Recorded data:
* start *

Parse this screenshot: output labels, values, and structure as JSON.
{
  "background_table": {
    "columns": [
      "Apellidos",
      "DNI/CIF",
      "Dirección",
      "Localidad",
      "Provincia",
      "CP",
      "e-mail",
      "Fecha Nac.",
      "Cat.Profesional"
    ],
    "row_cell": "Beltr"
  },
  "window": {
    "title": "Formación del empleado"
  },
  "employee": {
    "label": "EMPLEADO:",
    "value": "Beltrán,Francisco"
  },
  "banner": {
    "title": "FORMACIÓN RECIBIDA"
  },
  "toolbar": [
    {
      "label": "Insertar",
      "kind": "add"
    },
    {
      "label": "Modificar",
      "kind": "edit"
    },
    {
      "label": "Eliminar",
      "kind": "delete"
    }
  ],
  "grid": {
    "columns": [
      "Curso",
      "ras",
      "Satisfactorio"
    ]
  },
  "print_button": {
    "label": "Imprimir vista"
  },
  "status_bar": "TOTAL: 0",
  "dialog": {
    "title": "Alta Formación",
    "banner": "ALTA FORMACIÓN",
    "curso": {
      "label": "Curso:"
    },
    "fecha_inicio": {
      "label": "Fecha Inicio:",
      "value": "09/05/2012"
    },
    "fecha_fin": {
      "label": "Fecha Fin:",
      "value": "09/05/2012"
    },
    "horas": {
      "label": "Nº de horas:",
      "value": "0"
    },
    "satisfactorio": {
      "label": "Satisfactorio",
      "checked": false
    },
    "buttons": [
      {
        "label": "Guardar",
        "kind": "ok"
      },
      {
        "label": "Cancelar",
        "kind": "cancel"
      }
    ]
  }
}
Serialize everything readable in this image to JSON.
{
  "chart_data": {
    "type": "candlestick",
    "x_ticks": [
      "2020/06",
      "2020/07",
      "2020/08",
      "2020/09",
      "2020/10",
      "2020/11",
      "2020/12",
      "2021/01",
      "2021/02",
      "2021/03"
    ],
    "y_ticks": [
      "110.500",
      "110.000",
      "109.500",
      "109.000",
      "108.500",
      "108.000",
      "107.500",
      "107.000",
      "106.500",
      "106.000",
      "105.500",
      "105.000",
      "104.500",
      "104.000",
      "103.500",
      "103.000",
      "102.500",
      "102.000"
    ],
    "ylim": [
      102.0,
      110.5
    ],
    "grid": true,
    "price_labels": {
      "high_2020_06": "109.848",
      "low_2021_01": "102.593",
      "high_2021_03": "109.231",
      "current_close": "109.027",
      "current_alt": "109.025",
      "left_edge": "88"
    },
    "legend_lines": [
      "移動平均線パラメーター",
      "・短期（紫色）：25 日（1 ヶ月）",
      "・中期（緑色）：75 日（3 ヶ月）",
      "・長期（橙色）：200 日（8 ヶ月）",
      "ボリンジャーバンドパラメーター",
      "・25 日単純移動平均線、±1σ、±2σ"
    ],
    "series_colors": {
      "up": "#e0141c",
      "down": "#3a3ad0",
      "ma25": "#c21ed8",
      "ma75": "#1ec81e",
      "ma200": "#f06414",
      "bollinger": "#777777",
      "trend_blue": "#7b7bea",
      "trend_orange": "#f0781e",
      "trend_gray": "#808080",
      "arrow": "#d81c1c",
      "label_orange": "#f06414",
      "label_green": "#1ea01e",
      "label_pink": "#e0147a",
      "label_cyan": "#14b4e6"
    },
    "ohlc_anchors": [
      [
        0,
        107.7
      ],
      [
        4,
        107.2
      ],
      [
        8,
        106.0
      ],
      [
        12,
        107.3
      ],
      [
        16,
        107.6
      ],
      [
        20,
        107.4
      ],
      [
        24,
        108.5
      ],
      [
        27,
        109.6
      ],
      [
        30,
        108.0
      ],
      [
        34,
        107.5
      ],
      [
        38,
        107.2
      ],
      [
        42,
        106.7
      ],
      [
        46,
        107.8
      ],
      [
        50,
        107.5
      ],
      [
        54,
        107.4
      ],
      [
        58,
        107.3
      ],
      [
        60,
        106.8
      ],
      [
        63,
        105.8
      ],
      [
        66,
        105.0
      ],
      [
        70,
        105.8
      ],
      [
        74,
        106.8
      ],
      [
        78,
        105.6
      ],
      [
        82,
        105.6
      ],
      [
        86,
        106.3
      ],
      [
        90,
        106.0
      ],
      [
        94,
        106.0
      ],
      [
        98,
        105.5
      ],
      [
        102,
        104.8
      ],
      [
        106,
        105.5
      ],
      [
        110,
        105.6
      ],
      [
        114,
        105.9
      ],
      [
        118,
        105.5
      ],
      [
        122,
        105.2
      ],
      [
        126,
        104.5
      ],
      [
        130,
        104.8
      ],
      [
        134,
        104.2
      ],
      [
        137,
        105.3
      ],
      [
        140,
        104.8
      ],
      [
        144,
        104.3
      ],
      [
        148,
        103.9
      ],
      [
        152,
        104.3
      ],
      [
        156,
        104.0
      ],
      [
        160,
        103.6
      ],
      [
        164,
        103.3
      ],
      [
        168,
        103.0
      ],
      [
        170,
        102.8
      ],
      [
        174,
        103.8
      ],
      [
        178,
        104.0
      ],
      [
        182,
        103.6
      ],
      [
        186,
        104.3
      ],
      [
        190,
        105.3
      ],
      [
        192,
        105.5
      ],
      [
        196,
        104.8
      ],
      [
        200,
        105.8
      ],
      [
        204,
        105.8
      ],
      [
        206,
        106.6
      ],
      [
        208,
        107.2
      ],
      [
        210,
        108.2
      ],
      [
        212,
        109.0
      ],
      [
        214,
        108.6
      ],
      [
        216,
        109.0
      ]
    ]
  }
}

* end *

▶ [Problem description]:
Copy every line above that includes the string "title".

▶ [Finished answer]:
    "title": "Formación del empleado"
    "title": "FORMACIÓN RECIBIDA"
    "title": "Alta Formación",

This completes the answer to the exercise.